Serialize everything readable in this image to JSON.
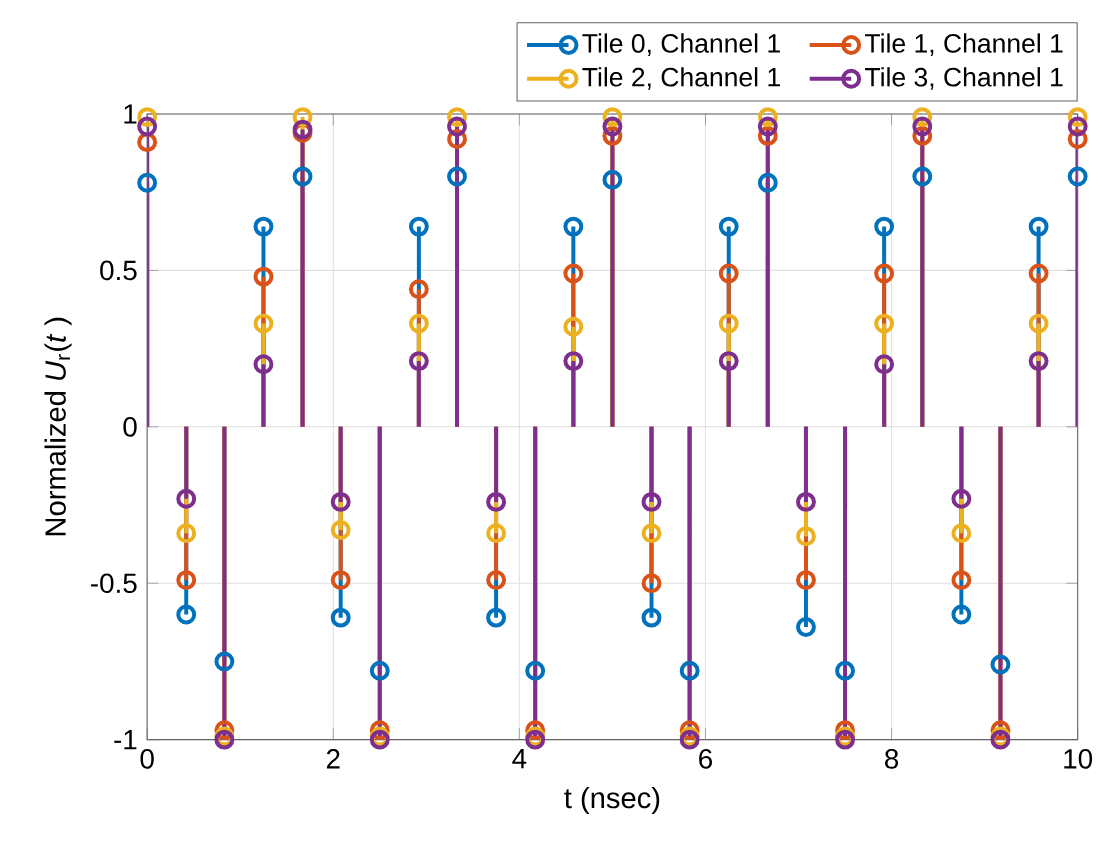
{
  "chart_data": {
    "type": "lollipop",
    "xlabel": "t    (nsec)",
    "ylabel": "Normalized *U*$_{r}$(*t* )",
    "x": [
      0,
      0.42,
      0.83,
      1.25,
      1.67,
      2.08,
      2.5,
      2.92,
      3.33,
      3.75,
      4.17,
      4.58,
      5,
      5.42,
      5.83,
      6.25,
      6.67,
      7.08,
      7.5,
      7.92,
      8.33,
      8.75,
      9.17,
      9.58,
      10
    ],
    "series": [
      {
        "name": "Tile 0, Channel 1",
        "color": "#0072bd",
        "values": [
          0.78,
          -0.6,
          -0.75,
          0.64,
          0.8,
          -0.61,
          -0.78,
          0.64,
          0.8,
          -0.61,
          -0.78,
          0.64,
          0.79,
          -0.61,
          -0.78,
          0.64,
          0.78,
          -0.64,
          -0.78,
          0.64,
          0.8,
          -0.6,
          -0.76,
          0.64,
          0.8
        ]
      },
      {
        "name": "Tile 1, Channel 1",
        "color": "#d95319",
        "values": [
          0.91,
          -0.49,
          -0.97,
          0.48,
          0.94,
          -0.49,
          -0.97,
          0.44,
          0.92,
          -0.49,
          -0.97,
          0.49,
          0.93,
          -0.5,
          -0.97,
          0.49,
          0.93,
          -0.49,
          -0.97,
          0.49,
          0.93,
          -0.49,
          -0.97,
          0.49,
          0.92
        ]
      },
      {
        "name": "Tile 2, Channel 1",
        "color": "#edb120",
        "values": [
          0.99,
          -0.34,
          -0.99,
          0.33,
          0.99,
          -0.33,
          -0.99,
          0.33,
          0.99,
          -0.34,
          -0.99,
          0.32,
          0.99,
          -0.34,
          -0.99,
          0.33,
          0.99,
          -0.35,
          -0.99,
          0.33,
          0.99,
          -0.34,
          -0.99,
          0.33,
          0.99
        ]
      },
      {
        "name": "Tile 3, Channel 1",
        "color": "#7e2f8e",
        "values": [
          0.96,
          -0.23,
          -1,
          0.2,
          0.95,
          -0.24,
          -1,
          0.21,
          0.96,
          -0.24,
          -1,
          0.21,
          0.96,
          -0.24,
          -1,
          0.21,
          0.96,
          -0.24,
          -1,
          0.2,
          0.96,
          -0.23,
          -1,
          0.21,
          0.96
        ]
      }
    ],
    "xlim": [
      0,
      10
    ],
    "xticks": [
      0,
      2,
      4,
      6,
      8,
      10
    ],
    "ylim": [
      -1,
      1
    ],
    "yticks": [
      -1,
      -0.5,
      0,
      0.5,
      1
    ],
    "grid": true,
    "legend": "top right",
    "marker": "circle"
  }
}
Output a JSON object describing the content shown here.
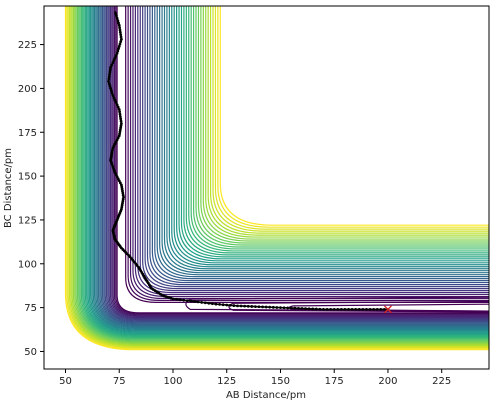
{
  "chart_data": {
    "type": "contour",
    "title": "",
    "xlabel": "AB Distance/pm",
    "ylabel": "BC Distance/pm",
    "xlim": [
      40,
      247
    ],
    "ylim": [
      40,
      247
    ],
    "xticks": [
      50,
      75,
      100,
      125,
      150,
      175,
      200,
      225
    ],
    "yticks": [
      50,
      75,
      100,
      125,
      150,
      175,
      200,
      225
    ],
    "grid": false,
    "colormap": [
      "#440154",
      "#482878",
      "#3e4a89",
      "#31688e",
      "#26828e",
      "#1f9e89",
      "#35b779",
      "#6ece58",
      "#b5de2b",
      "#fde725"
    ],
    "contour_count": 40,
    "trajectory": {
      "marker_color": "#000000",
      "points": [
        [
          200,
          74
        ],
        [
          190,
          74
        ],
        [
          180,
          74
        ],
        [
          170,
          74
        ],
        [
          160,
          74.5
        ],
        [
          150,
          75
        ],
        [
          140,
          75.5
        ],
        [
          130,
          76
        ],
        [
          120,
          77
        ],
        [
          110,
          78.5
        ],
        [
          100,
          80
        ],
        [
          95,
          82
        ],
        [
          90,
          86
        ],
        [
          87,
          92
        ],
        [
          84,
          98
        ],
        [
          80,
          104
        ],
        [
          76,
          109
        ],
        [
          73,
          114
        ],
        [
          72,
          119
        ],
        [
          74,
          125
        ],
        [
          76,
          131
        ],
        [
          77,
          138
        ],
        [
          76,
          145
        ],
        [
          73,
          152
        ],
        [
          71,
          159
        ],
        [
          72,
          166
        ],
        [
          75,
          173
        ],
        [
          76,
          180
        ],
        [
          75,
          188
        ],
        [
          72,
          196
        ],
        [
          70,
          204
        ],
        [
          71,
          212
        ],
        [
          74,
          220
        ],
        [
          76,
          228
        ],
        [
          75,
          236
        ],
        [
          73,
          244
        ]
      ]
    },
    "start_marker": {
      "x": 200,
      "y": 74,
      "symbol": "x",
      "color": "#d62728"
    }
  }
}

==

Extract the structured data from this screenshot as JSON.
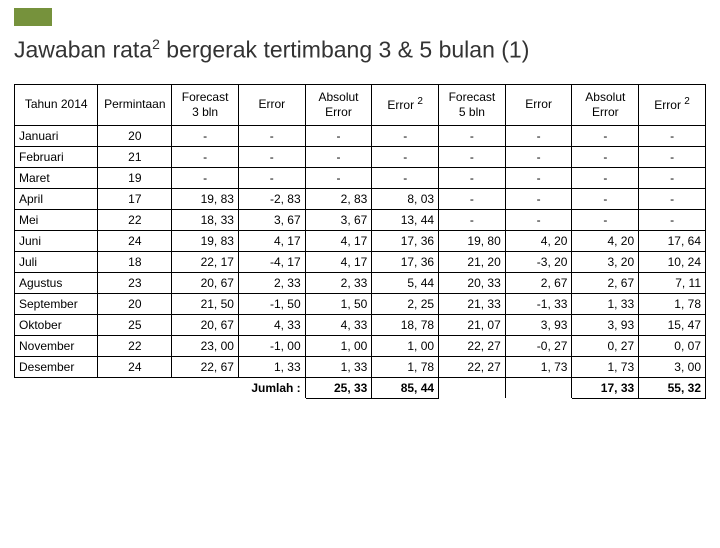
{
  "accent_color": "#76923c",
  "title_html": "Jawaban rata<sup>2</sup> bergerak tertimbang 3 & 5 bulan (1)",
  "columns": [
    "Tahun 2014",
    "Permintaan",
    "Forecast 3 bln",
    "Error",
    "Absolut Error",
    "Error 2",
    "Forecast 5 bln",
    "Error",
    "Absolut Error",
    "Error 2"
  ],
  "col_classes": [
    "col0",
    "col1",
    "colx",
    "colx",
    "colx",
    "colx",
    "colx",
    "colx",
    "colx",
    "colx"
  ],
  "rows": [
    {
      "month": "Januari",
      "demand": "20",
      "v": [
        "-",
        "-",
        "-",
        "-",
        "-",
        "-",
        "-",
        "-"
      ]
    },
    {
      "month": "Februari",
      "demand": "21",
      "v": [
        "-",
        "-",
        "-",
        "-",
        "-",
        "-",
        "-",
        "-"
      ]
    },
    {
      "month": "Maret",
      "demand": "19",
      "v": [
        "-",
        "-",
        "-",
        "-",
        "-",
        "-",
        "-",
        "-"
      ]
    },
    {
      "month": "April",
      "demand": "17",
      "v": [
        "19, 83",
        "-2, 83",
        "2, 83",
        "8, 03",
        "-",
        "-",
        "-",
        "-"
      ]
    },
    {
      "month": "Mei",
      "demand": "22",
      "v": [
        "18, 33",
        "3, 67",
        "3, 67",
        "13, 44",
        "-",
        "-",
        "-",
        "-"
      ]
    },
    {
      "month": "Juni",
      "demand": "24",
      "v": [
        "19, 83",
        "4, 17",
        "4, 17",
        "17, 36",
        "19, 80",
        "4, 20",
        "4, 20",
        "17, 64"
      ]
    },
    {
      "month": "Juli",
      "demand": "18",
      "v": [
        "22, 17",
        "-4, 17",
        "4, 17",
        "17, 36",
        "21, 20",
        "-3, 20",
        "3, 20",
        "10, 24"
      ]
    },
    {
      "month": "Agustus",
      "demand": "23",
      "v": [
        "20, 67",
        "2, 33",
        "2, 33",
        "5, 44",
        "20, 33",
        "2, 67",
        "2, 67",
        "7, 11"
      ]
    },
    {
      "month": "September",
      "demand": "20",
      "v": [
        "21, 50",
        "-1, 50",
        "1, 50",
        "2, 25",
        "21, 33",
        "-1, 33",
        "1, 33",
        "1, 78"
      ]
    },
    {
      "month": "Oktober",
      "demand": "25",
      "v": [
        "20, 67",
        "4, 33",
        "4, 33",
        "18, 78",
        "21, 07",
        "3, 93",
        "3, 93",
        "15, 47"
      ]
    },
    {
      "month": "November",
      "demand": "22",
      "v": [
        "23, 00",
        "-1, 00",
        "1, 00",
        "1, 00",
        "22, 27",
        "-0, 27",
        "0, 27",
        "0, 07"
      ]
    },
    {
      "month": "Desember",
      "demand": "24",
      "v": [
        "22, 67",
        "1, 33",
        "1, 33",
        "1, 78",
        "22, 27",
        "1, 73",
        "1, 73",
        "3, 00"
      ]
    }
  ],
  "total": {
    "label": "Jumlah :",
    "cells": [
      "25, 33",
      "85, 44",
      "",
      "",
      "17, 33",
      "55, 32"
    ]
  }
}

#### OBJECTIVE
Scan the entries above for the word "Distance" and collect each line holding it.

#### OUTPUT OF THE EXERCISE
    "xlabel": "AB Distance/pm",
    "ylabel": "BC Distance/pm",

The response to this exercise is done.